[TRECHO DA PÁGINA]

Cinco denunciados pelos atentados de 11 de setembro são acusados formalmente

No tribunal militar da base norte-americana de Guantánamo (Cuba), o juiz  James Pohl, responsável pelo processo dos cinco denunciados pelos atentados de 11 de setembro, acusou formalmente o grupo por crimes de conspiração, ataque a civis, homicídio, violação da lei, destruição, sequestro de aviões e terrorismo. Para a Justiça, o líder do grupo é Khalid Sheikh Mohammed, de 47 anos. Os atentados provocaram 2.976 mortos.

[/TRECHO DA PÁGINA]

- _INSTRUÇÕES_:
1. Como fica, em forma de lista e com os fatos principais, o parágrafo do trecho da página que começa com "No tribunal militar"?
2. Duplique o trecho da página, começando em "Cinco denunciados pelos atentados de 11 de setembro são" e terminando em "provocaram 2.976 mortos.".

[MATERIAL FORNECIDO]

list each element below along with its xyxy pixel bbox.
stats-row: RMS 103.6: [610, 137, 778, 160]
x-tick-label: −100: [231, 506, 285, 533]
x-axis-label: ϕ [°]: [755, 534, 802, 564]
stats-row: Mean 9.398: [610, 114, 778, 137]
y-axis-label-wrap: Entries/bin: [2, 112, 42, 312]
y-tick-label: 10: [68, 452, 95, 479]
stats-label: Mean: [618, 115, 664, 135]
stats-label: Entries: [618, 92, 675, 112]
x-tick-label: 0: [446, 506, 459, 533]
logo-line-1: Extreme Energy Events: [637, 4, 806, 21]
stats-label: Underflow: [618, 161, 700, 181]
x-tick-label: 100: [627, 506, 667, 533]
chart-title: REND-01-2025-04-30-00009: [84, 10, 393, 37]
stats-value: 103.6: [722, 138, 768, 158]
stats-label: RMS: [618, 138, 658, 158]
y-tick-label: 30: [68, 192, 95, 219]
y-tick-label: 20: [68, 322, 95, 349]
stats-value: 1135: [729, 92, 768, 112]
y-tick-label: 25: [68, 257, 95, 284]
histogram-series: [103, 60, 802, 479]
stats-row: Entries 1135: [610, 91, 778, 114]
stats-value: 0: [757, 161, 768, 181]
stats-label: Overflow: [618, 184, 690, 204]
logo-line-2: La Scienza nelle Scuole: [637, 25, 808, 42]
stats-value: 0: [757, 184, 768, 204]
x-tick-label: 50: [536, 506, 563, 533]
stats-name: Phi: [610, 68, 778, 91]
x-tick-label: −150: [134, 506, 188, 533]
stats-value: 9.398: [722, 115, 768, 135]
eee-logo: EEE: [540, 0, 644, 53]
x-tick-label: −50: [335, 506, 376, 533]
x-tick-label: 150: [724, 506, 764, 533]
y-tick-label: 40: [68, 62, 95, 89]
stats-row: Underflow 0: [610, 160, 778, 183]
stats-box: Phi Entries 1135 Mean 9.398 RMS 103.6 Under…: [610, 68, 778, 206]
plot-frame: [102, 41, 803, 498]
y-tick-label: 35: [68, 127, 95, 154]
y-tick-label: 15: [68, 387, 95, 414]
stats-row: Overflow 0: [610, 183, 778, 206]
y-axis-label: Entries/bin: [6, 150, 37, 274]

[/MATERIAL FORNECIDO]

- _RESPOSTAS POR TAREFA_:
1.
- Local: tribunal militar da base norte-americana de Guantánamo (Cuba).
- O juiz James Pohl, responsável pelo processo, acusou formalmente os cinco denunciados pelos atentados de 11 de setembro.
- Crimes: conspiração, ataque a civis, homicídio, violação da lei, destruição, sequestro de aviões e terrorismo.
- Líder do grupo, segundo a Justiça: Khalid Sheikh Mohammed, de 47 anos.
- Os atentados provocaram 2.976 mortos.

2.
Cinco denunciados pelos atentados de 11 de setembro são acusados formalmente

No tribunal militar da base norte-americana de Guantánamo (Cuba), o juiz  James Pohl, responsável pelo processo dos cinco denunciados pelos atentados de 11 de setembro, acusou formalmente o grupo por crimes de conspiração, ataque a civis, homicídio, violação da lei, destruição, sequestro de aviões e terrorismo. Para a Justiça, o líder do grupo é Khalid Sheikh Mohammed, de 47 anos. Os atentados provocaram 2.976 mortos.